* _EXERCISE REQUIREMENTS_: Lines containing the string "title" are to be counted; report only how many there are.

* _RECORDS TO USE_:
++++++++++++++++++++

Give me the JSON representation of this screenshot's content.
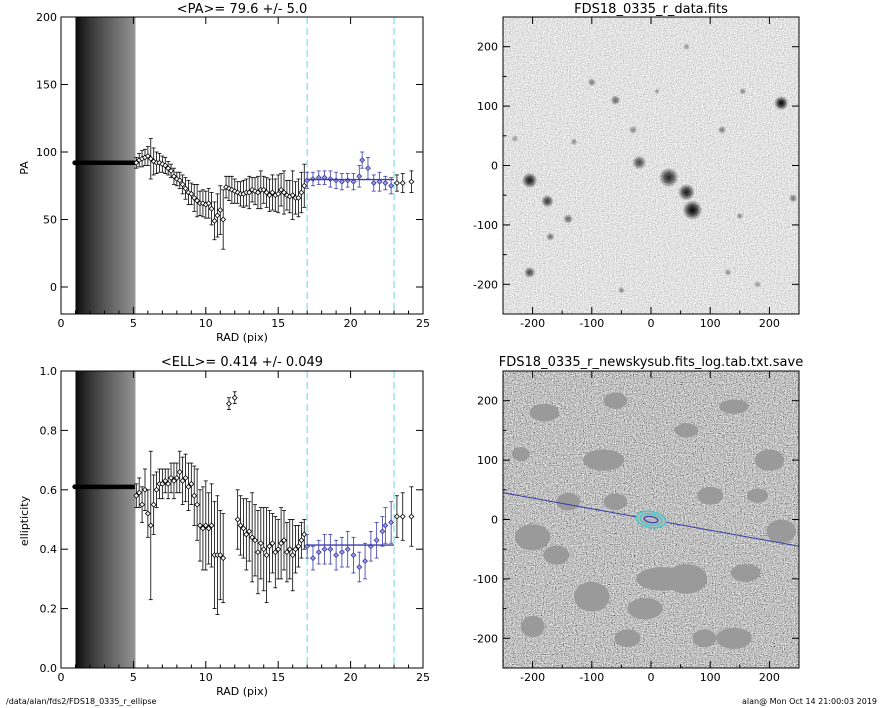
{
  "footer": {
    "path": "/data/alan/fds2/FDS18_0335_r_ellipse",
    "stamp": "alan@  Mon Oct 14 21:00:03 2019"
  },
  "colors": {
    "axis": "#000000",
    "fit": "#3a3aaa",
    "fit_window": "#7fe0e0",
    "contour": "#40c8c8",
    "ellipse_mark": "#3a3aaa"
  },
  "chart_data": [
    {
      "id": "pa",
      "type": "scatter",
      "title": "<PA>=  79.6 +/-   5.0",
      "xlabel": "RAD (pix)",
      "ylabel": "PA",
      "xlim": [
        0,
        25
      ],
      "ylim": [
        -20,
        200
      ],
      "xticks": [
        0,
        5,
        10,
        15,
        20,
        25
      ],
      "yticks": [
        0,
        50,
        100,
        150,
        200
      ],
      "shade_x": [
        1.0,
        5.1
      ],
      "inner_value": 92,
      "fit_window": [
        17,
        23
      ],
      "mean": 79.6,
      "points": [
        [
          5.2,
          92,
          4
        ],
        [
          5.4,
          94,
          5
        ],
        [
          5.6,
          95,
          6
        ],
        [
          5.8,
          96,
          6
        ],
        [
          6.0,
          97,
          7
        ],
        [
          6.2,
          95,
          15
        ],
        [
          6.4,
          93,
          10
        ],
        [
          6.6,
          92,
          8
        ],
        [
          6.8,
          92,
          7
        ],
        [
          7.0,
          91,
          6
        ],
        [
          7.2,
          90,
          6
        ],
        [
          7.4,
          88,
          5
        ],
        [
          7.6,
          86,
          5
        ],
        [
          7.8,
          82,
          6
        ],
        [
          8.0,
          80,
          5
        ],
        [
          8.2,
          79,
          6
        ],
        [
          8.4,
          76,
          7
        ],
        [
          8.6,
          73,
          8
        ],
        [
          8.8,
          70,
          9
        ],
        [
          9.0,
          69,
          8
        ],
        [
          9.2,
          66,
          10
        ],
        [
          9.4,
          64,
          12
        ],
        [
          9.6,
          62,
          9
        ],
        [
          9.8,
          62,
          10
        ],
        [
          10.0,
          61,
          10
        ],
        [
          10.2,
          62,
          11
        ],
        [
          10.4,
          58,
          12
        ],
        [
          10.6,
          49,
          14
        ],
        [
          10.8,
          53,
          16
        ],
        [
          11.0,
          57,
          18
        ],
        [
          11.2,
          50,
          22
        ],
        [
          11.4,
          74,
          8
        ],
        [
          11.6,
          73,
          9
        ],
        [
          11.8,
          72,
          10
        ],
        [
          12.0,
          71,
          9
        ],
        [
          12.2,
          70,
          8
        ],
        [
          12.4,
          69,
          9
        ],
        [
          12.6,
          69,
          10
        ],
        [
          12.8,
          70,
          10
        ],
        [
          13.0,
          70,
          12
        ],
        [
          13.2,
          72,
          9
        ],
        [
          13.4,
          71,
          10
        ],
        [
          13.6,
          70,
          12
        ],
        [
          13.8,
          72,
          14
        ],
        [
          14.0,
          72,
          10
        ],
        [
          14.2,
          70,
          11
        ],
        [
          14.4,
          68,
          12
        ],
        [
          14.6,
          70,
          13
        ],
        [
          14.8,
          68,
          12
        ],
        [
          15.0,
          69,
          14
        ],
        [
          15.2,
          72,
          12
        ],
        [
          15.4,
          70,
          16
        ],
        [
          15.6,
          68,
          11
        ],
        [
          15.8,
          67,
          12
        ],
        [
          16.0,
          68,
          18
        ],
        [
          16.2,
          66,
          12
        ],
        [
          16.4,
          66,
          14
        ],
        [
          16.6,
          70,
          15
        ],
        [
          16.8,
          75,
          16
        ],
        [
          17.0,
          79,
          6
        ],
        [
          17.4,
          80,
          5
        ],
        [
          17.8,
          81,
          5
        ],
        [
          18.2,
          81,
          5
        ],
        [
          18.6,
          80,
          6
        ],
        [
          19.0,
          79,
          6
        ],
        [
          19.4,
          78,
          6
        ],
        [
          19.8,
          79,
          5
        ],
        [
          20.2,
          78,
          6
        ],
        [
          20.6,
          82,
          8
        ],
        [
          20.8,
          94,
          6
        ],
        [
          21.2,
          88,
          8
        ],
        [
          21.6,
          77,
          6
        ],
        [
          22.0,
          78,
          7
        ],
        [
          22.4,
          77,
          5
        ],
        [
          22.8,
          75,
          6
        ],
        [
          23.2,
          77,
          6
        ],
        [
          23.6,
          77,
          7
        ],
        [
          24.2,
          78,
          8
        ]
      ]
    },
    {
      "id": "ell",
      "type": "scatter",
      "title": "<ELL>= 0.414 +/-  0.049",
      "xlabel": "RAD (pix)",
      "ylabel": "ellipticity",
      "xlim": [
        0,
        25
      ],
      "ylim": [
        0.0,
        1.0
      ],
      "xticks": [
        0,
        5,
        10,
        15,
        20,
        25
      ],
      "yticks": [
        0.0,
        0.2,
        0.4,
        0.6,
        0.8,
        1.0
      ],
      "ytick_labels": [
        "0.0",
        "0.2",
        "0.4",
        "0.6",
        "0.8",
        "1.0"
      ],
      "shade_x": [
        1.0,
        5.1
      ],
      "inner_value": 0.61,
      "fit_window": [
        17,
        23
      ],
      "mean": 0.414,
      "points": [
        [
          5.2,
          0.58,
          0.04
        ],
        [
          5.4,
          0.59,
          0.05
        ],
        [
          5.6,
          0.55,
          0.06
        ],
        [
          5.8,
          0.6,
          0.07
        ],
        [
          6.0,
          0.52,
          0.08
        ],
        [
          6.2,
          0.48,
          0.25
        ],
        [
          6.4,
          0.55,
          0.1
        ],
        [
          6.6,
          0.6,
          0.06
        ],
        [
          6.8,
          0.62,
          0.05
        ],
        [
          7.0,
          0.62,
          0.05
        ],
        [
          7.2,
          0.63,
          0.04
        ],
        [
          7.4,
          0.62,
          0.05
        ],
        [
          7.6,
          0.64,
          0.05
        ],
        [
          7.8,
          0.63,
          0.06
        ],
        [
          8.0,
          0.64,
          0.05
        ],
        [
          8.2,
          0.66,
          0.07
        ],
        [
          8.4,
          0.63,
          0.08
        ],
        [
          8.6,
          0.64,
          0.08
        ],
        [
          8.8,
          0.61,
          0.08
        ],
        [
          9.0,
          0.62,
          0.07
        ],
        [
          9.2,
          0.58,
          0.1
        ],
        [
          9.4,
          0.55,
          0.12
        ],
        [
          9.6,
          0.48,
          0.12
        ],
        [
          9.8,
          0.47,
          0.14
        ],
        [
          10.0,
          0.48,
          0.15
        ],
        [
          10.2,
          0.47,
          0.12
        ],
        [
          10.4,
          0.48,
          0.14
        ],
        [
          10.6,
          0.38,
          0.18
        ],
        [
          10.8,
          0.38,
          0.2
        ],
        [
          11.0,
          0.38,
          0.15
        ],
        [
          11.2,
          0.37,
          0.15
        ],
        [
          11.6,
          0.89,
          0.02
        ],
        [
          12.0,
          0.91,
          0.02
        ],
        [
          12.2,
          0.5,
          0.1
        ],
        [
          12.4,
          0.48,
          0.1
        ],
        [
          12.6,
          0.47,
          0.1
        ],
        [
          12.8,
          0.45,
          0.12
        ],
        [
          13.0,
          0.46,
          0.1
        ],
        [
          13.2,
          0.44,
          0.15
        ],
        [
          13.4,
          0.43,
          0.12
        ],
        [
          13.6,
          0.39,
          0.14
        ],
        [
          13.8,
          0.42,
          0.12
        ],
        [
          14.0,
          0.4,
          0.14
        ],
        [
          14.2,
          0.38,
          0.16
        ],
        [
          14.4,
          0.41,
          0.12
        ],
        [
          14.6,
          0.42,
          0.1
        ],
        [
          14.8,
          0.39,
          0.12
        ],
        [
          15.0,
          0.4,
          0.1
        ],
        [
          15.2,
          0.42,
          0.12
        ],
        [
          15.4,
          0.43,
          0.1
        ],
        [
          15.6,
          0.39,
          0.1
        ],
        [
          15.8,
          0.4,
          0.1
        ],
        [
          16.0,
          0.38,
          0.12
        ],
        [
          16.2,
          0.4,
          0.08
        ],
        [
          16.4,
          0.41,
          0.07
        ],
        [
          16.6,
          0.43,
          0.06
        ],
        [
          16.8,
          0.45,
          0.05
        ],
        [
          17.0,
          0.41,
          0.04
        ],
        [
          17.4,
          0.37,
          0.04
        ],
        [
          17.8,
          0.39,
          0.04
        ],
        [
          18.2,
          0.4,
          0.05
        ],
        [
          18.6,
          0.4,
          0.05
        ],
        [
          19.0,
          0.38,
          0.05
        ],
        [
          19.4,
          0.39,
          0.05
        ],
        [
          19.8,
          0.4,
          0.06
        ],
        [
          20.2,
          0.38,
          0.06
        ],
        [
          20.6,
          0.34,
          0.05
        ],
        [
          21.0,
          0.36,
          0.06
        ],
        [
          21.4,
          0.41,
          0.05
        ],
        [
          21.8,
          0.43,
          0.06
        ],
        [
          22.2,
          0.46,
          0.05
        ],
        [
          22.4,
          0.48,
          0.06
        ],
        [
          22.8,
          0.49,
          0.07
        ],
        [
          23.2,
          0.51,
          0.07
        ],
        [
          23.6,
          0.51,
          0.08
        ],
        [
          24.2,
          0.51,
          0.1
        ]
      ]
    },
    {
      "id": "img-top",
      "type": "heatmap",
      "title": "FDS18_0335_r_data.fits",
      "xlim": [
        -250,
        250
      ],
      "ylim": [
        -250,
        250
      ],
      "xticks": [
        -200,
        -100,
        0,
        100,
        200
      ],
      "yticks": [
        -200,
        -100,
        0,
        100,
        200
      ],
      "sources": [
        [
          -20,
          5,
          10,
          0.7
        ],
        [
          30,
          -20,
          14,
          0.85
        ],
        [
          60,
          -45,
          12,
          0.9
        ],
        [
          70,
          -75,
          14,
          1.0
        ],
        [
          -205,
          -25,
          11,
          0.9
        ],
        [
          -175,
          -60,
          9,
          0.75
        ],
        [
          -205,
          -180,
          8,
          0.7
        ],
        [
          220,
          105,
          10,
          1.0
        ],
        [
          -60,
          110,
          7,
          0.55
        ],
        [
          -100,
          140,
          6,
          0.45
        ],
        [
          -30,
          60,
          6,
          0.4
        ],
        [
          120,
          60,
          6,
          0.45
        ],
        [
          -140,
          -90,
          7,
          0.55
        ],
        [
          240,
          -55,
          6,
          0.5
        ],
        [
          130,
          -180,
          5,
          0.4
        ],
        [
          -230,
          45,
          5,
          0.35
        ],
        [
          -130,
          40,
          5,
          0.4
        ],
        [
          -170,
          -120,
          6,
          0.5
        ],
        [
          155,
          125,
          5,
          0.4
        ],
        [
          180,
          -200,
          5,
          0.35
        ],
        [
          60,
          200,
          5,
          0.35
        ],
        [
          -50,
          -210,
          5,
          0.4
        ],
        [
          10,
          125,
          4,
          0.35
        ],
        [
          150,
          -85,
          5,
          0.4
        ]
      ]
    },
    {
      "id": "img-bot",
      "type": "heatmap",
      "title": "FDS18_0335_r_newskysub.fits_log.tab.txt.save",
      "xlim": [
        -250,
        250
      ],
      "ylim": [
        -250,
        250
      ],
      "xticks": [
        -200,
        -100,
        0,
        100,
        200
      ],
      "yticks": [
        -200,
        -100,
        0,
        100,
        200
      ],
      "line": [
        [
          -250,
          45
        ],
        [
          250,
          -45
        ]
      ],
      "masks": [
        [
          -80,
          100,
          35,
          18
        ],
        [
          -180,
          180,
          25,
          15
        ],
        [
          -60,
          200,
          20,
          14
        ],
        [
          60,
          150,
          20,
          12
        ],
        [
          140,
          190,
          25,
          12
        ],
        [
          200,
          100,
          25,
          18
        ],
        [
          -200,
          -30,
          30,
          22
        ],
        [
          -160,
          -60,
          22,
          16
        ],
        [
          -100,
          -130,
          30,
          25
        ],
        [
          -200,
          -180,
          20,
          18
        ],
        [
          -140,
          30,
          20,
          15
        ],
        [
          20,
          -100,
          45,
          20
        ],
        [
          60,
          -100,
          35,
          25
        ],
        [
          -10,
          -150,
          30,
          18
        ],
        [
          160,
          -90,
          25,
          15
        ],
        [
          220,
          -20,
          25,
          20
        ],
        [
          100,
          40,
          22,
          15
        ],
        [
          -60,
          30,
          20,
          14
        ],
        [
          140,
          -200,
          30,
          18
        ],
        [
          -40,
          -200,
          22,
          15
        ],
        [
          90,
          -200,
          20,
          15
        ],
        [
          180,
          40,
          18,
          12
        ],
        [
          -220,
          110,
          15,
          12
        ]
      ]
    }
  ]
}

++++++++++++++++++++

* _SOLUTION_: 4